設問 1 - 記録の冒頭から「visitor-counter: 129287 xyxy=(539,346,693,387)」を含む行までを、その行も含めてJSONの文字列リストとして示してください。1行を1つの文字列とし、空行は除いてください。

抜粋 -
20時くらいだったろうか。迎えにきてくれた警察の方、区長さんたちを先頭に、となりの人と手をつなぎながら、ぞろぞろとつならって、のちの避難所となる高田防災センターへと30分ほど歩く。

たどり着いた防災センターの蛍光灯が、明るくて眩しかったのを覚えている。

配られたレトルト食品のソーセージやごはんは冷たいのに、みんなは異様に興奮していた。寝袋ももらえたし知人たちと声をかけあうこともできる。でも、ほぼ1分に1回とも感じられる高頻度の余震。揺れるたびにみな起き上がる。断水なので外で用を足すしかない。土足の足が私の寝袋の脇を通っていく。子どもも犬も不安そうだ。まともに寝れるわけがない。

一体何が起こってしまったのだろう?

澄んだ空気のなか、夜空に浮かぶ月が赤い。

記録 -

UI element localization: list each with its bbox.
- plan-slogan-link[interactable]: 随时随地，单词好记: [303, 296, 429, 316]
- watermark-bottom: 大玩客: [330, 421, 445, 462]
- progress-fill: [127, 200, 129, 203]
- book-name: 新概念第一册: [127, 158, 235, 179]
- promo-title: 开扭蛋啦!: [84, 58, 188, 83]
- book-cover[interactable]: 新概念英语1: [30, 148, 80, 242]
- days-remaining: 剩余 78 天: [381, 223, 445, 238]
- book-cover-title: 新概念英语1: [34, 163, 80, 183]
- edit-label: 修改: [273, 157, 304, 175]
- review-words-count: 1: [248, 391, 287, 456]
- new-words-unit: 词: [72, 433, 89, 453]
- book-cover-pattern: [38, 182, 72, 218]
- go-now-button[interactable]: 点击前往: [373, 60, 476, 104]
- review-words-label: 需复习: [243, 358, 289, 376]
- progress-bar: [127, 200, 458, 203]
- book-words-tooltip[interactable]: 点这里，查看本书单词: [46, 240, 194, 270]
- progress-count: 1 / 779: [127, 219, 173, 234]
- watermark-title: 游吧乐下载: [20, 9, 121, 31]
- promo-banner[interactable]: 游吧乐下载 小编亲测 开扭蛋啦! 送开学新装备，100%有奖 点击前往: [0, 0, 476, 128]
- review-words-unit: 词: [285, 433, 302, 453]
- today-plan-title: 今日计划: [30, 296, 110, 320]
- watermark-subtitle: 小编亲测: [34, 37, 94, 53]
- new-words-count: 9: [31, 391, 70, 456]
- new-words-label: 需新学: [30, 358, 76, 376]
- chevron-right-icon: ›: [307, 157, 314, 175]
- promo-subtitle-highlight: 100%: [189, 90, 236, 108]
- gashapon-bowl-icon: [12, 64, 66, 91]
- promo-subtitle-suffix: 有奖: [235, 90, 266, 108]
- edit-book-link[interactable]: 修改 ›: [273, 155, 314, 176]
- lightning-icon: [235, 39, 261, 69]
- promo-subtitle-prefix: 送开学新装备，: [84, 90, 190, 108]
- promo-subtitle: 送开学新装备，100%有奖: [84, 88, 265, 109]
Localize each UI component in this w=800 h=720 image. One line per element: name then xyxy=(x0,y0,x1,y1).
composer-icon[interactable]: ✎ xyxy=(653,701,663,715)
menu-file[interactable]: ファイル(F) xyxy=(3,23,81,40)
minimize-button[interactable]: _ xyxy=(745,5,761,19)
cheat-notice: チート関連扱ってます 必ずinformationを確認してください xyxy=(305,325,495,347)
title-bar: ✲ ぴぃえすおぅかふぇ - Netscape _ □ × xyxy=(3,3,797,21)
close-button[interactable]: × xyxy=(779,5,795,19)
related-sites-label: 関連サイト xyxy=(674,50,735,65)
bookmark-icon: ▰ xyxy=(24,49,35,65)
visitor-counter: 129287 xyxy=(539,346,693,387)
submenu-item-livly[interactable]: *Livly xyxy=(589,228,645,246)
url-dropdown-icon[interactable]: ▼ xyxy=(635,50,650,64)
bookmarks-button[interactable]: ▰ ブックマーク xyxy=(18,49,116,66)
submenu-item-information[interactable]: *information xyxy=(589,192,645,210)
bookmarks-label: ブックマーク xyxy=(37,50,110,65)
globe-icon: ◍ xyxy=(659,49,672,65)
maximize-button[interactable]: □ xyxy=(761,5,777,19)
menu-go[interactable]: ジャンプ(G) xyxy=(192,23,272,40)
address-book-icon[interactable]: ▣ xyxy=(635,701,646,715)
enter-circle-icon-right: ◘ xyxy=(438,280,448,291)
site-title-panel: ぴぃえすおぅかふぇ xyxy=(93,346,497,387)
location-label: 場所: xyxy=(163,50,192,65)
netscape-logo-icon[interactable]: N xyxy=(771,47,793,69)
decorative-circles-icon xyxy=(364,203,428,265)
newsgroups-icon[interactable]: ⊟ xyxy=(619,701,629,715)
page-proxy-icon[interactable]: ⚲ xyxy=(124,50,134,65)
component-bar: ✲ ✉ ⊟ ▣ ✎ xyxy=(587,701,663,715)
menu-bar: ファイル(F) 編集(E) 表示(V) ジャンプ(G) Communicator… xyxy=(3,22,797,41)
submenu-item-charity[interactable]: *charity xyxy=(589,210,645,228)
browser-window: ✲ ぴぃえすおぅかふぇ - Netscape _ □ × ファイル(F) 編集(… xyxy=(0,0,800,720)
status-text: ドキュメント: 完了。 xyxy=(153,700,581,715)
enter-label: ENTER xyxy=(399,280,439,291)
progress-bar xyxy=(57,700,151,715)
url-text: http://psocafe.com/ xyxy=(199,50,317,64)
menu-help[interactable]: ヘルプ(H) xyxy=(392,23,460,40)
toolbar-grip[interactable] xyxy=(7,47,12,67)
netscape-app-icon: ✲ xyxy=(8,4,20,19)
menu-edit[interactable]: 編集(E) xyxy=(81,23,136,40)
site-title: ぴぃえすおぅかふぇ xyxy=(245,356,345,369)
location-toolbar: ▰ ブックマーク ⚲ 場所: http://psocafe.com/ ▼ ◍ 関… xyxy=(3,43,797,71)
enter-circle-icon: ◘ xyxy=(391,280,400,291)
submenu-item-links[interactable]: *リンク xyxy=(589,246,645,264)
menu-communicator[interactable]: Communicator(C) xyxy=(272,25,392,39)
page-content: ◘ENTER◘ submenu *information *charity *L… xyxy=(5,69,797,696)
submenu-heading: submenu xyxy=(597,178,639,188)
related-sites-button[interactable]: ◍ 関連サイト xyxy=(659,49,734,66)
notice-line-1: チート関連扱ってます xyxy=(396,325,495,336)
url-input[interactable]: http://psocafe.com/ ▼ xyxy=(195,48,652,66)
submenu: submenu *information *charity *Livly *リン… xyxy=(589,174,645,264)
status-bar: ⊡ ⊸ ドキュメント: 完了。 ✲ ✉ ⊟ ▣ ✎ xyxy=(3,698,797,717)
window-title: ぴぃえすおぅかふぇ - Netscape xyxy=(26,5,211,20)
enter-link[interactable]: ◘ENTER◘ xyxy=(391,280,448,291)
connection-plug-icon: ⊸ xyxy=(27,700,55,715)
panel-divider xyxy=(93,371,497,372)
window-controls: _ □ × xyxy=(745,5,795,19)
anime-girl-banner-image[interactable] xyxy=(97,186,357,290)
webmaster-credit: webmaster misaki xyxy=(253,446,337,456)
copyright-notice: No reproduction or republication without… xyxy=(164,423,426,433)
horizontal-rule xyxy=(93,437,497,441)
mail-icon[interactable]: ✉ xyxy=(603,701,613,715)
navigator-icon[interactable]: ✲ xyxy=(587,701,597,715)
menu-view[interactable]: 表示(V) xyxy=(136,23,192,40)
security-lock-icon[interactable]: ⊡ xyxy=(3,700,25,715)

設問 2 - 抜粋では、高田防災センターまで歩いた時間はどのくらいだと書かれていますか。

完全な解答 1 -
[
  "UI element localization: list each with its bbox.",
  "- plan-slogan-link[interactable]: 随时随地，单词好记: [303, 296, 429, 316]",
  "- watermark-bottom: 大玩客: [330, 421, 445, 462]",
  "- progress-fill: [127, 200, 129, 203]",
  "- book-name: 新概念第一册: [127, 158, 235, 179]",
  "- promo-title: 开扭蛋啦!: [84, 58, 188, 83]",
  "- book-cover[interactable]: 新概念英语1: [30, 148, 80, 242]",
  "- days-remaining: 剩余 78 天: [381, 223, 445, 238]",
  "- book-cover-title: 新概念英语1: [34, 163, 80, 183]",
  "- edit-label: 修改: [273, 157, 304, 175]",
  "- review-words-count: 1: [248, 391, 287, 456]",
  "- new-words-unit: 词: [72, 433, 89, 453]",
  "- book-cover-pattern: [38, 182, 72, 218]",
  "- go-now-button[interactable]: 点击前往: [373, 60, 476, 104]",
  "- review-words-label: 需复习: [243, 358, 289, 376]",
  "- progress-bar: [127, 200, 458, 203]",
  "- book-words-tooltip[interactable]: 点这里，查看本书单词: [46, 240, 194, 270]",
  "- progress-count: 1 / 779: [127, 219, 173, 234]",
  "- watermark-title: 游吧乐下载: [20, 9, 121, 31]",
  "- promo-banner[interactable]: 游吧乐下载 小编亲测 开扭蛋啦! 送开学新装备，100%有奖 点击前往: [0, 0, 476, 128]",
  "- review-words-unit: 词: [285, 433, 302, 453]",
  "- today-plan-title: 今日计划: [30, 296, 110, 320]",
  "- watermark-subtitle: 小编亲测: [34, 37, 94, 53]",
  "- new-words-count: 9: [31, 391, 70, 456]",
  "- new-words-label: 需新学: [30, 358, 76, 376]",
  "- chevron-right-icon: ›: [307, 157, 314, 175]",
  "- promo-subtitle-highlight: 100%: [189, 90, 236, 108]",
  "- gashapon-bowl-icon: [12, 64, 66, 91]",
  "- promo-subtitle-suffix: 有奖: [235, 90, 266, 108]",
  "- edit-book-link[interactable]: 修改 ›: [273, 155, 314, 176]",
  "- lightning-icon: [235, 39, 261, 69]",
  "- promo-subtitle-prefix: 送开学新装备，: [84, 90, 190, 108]",
  "- promo-subtitle: 送开学新装备，100%有奖: [84, 88, 265, 109]",
  "Localize each UI component in this w=800 h=720 image. One line per element: name then xyxy=(x0,y0,x1,y1).",
  "composer-icon[interactable]: ✎ xyxy=(653,701,663,715)",
  "menu-file[interactable]: ファイル(F) xyxy=(3,23,81,40)",
  "minimize-button[interactable]: _ xyxy=(745,5,761,19)",
  "cheat-notice: チート関連扱ってます 必ずinformationを確認してください xyxy=(305,325,495,347)",
  "title-bar: ✲ ぴぃえすおぅかふぇ - Netscape _ □ × xyxy=(3,3,797,21)",
  "close-button[interactable]: × xyxy=(779,5,795,19)",
  "related-sites-label: 関連サイト xyxy=(674,50,735,65)",
  "bookmark-icon: ▰ xyxy=(24,49,35,65)",
  "visitor-counter: 129287 xyxy=(539,346,693,387)"
]

完全な解答 2 - 30分ほどです。